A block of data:
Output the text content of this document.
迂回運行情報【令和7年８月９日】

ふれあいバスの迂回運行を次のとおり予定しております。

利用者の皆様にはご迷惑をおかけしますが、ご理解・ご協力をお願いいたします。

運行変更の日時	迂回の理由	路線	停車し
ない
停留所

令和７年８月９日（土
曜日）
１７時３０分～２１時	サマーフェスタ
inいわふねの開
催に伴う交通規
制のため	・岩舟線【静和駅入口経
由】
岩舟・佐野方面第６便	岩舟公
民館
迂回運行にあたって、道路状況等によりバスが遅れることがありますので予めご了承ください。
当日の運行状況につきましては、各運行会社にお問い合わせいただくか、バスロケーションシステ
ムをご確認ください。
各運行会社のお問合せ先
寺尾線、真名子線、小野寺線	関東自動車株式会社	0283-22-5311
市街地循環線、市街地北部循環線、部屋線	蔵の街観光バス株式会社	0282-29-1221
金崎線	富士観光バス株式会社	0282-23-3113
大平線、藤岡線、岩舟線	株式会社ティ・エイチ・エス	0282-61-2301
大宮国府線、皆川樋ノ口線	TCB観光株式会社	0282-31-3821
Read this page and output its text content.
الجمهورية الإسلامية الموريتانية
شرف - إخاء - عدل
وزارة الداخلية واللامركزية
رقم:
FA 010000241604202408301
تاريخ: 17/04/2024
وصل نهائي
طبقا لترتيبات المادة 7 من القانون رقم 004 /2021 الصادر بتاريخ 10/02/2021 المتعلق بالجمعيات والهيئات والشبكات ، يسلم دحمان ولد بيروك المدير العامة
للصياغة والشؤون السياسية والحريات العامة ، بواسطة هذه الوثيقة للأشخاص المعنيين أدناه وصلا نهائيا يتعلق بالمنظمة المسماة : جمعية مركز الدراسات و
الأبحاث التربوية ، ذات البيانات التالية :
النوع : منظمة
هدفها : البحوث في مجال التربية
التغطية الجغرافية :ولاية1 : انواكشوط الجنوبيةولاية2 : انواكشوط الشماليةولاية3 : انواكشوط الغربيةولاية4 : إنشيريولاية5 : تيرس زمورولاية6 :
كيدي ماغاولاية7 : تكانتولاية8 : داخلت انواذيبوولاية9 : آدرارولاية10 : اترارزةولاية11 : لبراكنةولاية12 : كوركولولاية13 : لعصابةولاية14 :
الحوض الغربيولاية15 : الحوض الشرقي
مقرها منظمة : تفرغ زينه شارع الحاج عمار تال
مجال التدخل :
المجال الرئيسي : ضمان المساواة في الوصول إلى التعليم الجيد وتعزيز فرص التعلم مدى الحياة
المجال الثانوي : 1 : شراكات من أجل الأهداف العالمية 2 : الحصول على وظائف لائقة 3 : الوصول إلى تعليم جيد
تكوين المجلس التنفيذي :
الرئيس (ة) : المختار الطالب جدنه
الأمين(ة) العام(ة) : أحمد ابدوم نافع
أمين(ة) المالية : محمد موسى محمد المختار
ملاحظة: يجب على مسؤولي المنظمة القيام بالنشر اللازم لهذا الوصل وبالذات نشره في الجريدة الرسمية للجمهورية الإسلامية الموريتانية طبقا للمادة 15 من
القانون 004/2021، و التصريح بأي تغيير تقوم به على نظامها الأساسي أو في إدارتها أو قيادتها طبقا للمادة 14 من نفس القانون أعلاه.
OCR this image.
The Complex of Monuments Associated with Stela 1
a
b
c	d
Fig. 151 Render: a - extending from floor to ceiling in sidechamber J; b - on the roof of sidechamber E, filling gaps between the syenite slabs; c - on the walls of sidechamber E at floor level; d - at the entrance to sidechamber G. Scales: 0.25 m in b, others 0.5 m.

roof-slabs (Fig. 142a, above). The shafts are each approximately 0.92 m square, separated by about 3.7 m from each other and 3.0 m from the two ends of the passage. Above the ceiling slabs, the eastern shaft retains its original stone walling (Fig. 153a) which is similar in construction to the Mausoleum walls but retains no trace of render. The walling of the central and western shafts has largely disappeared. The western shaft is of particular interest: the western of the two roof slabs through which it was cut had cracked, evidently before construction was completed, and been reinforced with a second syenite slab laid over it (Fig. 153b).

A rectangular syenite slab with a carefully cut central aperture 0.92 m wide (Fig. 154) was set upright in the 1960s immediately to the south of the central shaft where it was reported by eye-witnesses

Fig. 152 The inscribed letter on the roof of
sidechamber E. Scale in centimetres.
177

WORK TO BE COMPLETED
Only a number is needed: how many lines of the material above contain "الإسلامية"?

RESPONSE BELOW
2